-- start --

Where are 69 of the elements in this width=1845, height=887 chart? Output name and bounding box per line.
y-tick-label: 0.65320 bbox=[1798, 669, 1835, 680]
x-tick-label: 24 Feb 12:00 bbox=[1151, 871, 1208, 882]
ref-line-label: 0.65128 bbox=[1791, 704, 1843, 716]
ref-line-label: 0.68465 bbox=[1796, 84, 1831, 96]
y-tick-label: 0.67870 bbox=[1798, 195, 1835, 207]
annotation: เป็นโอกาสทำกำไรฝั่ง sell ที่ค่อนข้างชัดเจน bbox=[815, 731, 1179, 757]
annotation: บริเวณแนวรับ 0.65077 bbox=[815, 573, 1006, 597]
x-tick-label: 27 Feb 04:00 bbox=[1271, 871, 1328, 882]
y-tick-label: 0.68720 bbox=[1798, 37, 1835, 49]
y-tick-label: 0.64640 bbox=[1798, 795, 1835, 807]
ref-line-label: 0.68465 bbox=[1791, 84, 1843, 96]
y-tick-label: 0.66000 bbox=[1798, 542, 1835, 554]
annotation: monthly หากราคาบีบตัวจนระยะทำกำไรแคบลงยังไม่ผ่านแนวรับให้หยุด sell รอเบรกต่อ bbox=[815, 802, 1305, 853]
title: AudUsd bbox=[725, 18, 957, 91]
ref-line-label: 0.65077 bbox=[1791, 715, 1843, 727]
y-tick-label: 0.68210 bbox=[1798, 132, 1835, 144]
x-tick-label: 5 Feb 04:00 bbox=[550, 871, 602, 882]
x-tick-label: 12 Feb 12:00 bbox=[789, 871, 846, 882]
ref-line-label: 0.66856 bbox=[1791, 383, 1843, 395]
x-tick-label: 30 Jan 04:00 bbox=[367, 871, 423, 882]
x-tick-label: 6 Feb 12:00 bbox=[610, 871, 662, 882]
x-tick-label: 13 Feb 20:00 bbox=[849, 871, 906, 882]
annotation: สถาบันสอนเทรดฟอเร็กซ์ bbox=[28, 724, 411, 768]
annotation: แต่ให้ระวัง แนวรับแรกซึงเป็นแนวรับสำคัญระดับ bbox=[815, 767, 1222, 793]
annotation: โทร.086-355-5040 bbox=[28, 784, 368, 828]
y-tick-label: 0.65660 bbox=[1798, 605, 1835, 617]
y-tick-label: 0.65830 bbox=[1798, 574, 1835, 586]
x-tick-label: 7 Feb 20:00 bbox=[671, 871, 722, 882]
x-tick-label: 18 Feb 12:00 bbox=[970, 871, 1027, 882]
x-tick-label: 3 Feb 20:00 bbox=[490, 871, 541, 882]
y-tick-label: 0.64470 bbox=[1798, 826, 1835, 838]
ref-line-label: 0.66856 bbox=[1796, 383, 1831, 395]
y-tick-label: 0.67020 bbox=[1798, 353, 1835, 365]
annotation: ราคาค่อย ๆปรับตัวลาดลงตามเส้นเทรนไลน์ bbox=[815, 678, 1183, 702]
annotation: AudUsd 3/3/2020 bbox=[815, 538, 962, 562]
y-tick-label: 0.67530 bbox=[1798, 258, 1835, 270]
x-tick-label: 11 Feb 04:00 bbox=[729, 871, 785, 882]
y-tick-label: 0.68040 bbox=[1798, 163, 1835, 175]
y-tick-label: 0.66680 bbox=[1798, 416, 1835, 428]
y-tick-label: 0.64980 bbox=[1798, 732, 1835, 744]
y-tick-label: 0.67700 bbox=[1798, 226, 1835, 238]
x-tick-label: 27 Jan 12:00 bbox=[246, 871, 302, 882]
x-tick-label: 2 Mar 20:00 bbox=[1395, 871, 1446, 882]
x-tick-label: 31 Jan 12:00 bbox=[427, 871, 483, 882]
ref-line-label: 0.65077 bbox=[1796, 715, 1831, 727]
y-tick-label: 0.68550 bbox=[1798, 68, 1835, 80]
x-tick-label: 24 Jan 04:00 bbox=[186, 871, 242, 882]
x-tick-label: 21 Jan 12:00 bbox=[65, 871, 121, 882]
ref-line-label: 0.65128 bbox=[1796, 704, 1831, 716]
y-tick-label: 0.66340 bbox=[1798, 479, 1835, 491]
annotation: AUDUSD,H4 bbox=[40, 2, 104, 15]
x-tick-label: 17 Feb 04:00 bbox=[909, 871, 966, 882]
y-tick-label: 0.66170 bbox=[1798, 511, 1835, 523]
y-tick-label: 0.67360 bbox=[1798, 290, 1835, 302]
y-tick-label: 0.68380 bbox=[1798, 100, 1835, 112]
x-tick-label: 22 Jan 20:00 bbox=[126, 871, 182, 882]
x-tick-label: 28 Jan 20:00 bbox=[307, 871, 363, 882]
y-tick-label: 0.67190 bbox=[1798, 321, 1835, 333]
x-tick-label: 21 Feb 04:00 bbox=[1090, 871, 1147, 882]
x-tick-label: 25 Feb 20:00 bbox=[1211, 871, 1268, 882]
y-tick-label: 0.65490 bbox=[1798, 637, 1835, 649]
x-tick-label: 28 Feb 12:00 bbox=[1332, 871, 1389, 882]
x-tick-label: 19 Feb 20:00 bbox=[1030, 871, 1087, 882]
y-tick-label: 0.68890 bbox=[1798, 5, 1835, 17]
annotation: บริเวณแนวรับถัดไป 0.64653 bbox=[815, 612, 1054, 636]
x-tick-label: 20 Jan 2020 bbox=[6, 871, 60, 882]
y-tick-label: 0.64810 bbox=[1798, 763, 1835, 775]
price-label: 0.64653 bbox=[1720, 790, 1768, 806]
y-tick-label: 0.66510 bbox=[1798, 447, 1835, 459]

-- end --

Rewrite the entries from the start through the line containing "annotation: ราคาค่อย ๆปรับตัวลาดลงตามเส้นเทรนไลน์", replacing "y-tick-label" with "y-axis-label" and leaving everything else unchanged.

Where are 69 of the elements in this width=1845, height=887 chart? Output name and bounding box per line.
y-axis-label: 0.65320 bbox=[1798, 669, 1835, 680]
x-tick-label: 24 Feb 12:00 bbox=[1151, 871, 1208, 882]
ref-line-label: 0.65128 bbox=[1791, 704, 1843, 716]
ref-line-label: 0.68465 bbox=[1796, 84, 1831, 96]
y-axis-label: 0.67870 bbox=[1798, 195, 1835, 207]
annotation: เป็นโอกาสทำกำไรฝั่ง sell ที่ค่อนข้างชัดเจน bbox=[815, 731, 1179, 757]
annotation: บริเวณแนวรับ 0.65077 bbox=[815, 573, 1006, 597]
x-tick-label: 27 Feb 04:00 bbox=[1271, 871, 1328, 882]
y-axis-label: 0.68720 bbox=[1798, 37, 1835, 49]
y-axis-label: 0.64640 bbox=[1798, 795, 1835, 807]
ref-line-label: 0.68465 bbox=[1791, 84, 1843, 96]
y-axis-label: 0.66000 bbox=[1798, 542, 1835, 554]
annotation: monthly หากราคาบีบตัวจนระยะทำกำไรแคบลงยังไม่ผ่านแนวรับให้หยุด sell รอเบรกต่อ bbox=[815, 802, 1305, 853]
title: AudUsd bbox=[725, 18, 957, 91]
ref-line-label: 0.65077 bbox=[1791, 715, 1843, 727]
y-axis-label: 0.68210 bbox=[1798, 132, 1835, 144]
x-tick-label: 5 Feb 04:00 bbox=[550, 871, 602, 882]
x-tick-label: 12 Feb 12:00 bbox=[789, 871, 846, 882]
ref-line-label: 0.66856 bbox=[1791, 383, 1843, 395]
x-tick-label: 30 Jan 04:00 bbox=[367, 871, 423, 882]
x-tick-label: 6 Feb 12:00 bbox=[610, 871, 662, 882]
x-tick-label: 13 Feb 20:00 bbox=[849, 871, 906, 882]
annotation: สถาบันสอนเทรดฟอเร็กซ์ bbox=[28, 724, 411, 768]
annotation: แต่ให้ระวัง แนวรับแรกซึงเป็นแนวรับสำคัญระดับ bbox=[815, 767, 1222, 793]
annotation: โทร.086-355-5040 bbox=[28, 784, 368, 828]
y-axis-label: 0.65660 bbox=[1798, 605, 1835, 617]
y-axis-label: 0.65830 bbox=[1798, 574, 1835, 586]
x-tick-label: 7 Feb 20:00 bbox=[671, 871, 722, 882]
x-tick-label: 18 Feb 12:00 bbox=[970, 871, 1027, 882]
x-tick-label: 3 Feb 20:00 bbox=[490, 871, 541, 882]
y-axis-label: 0.64470 bbox=[1798, 826, 1835, 838]
ref-line-label: 0.66856 bbox=[1796, 383, 1831, 395]
y-axis-label: 0.67020 bbox=[1798, 353, 1835, 365]
annotation: ราคาค่อย ๆปรับตัวลาดลงตามเส้นเทรนไลน์ bbox=[815, 678, 1183, 702]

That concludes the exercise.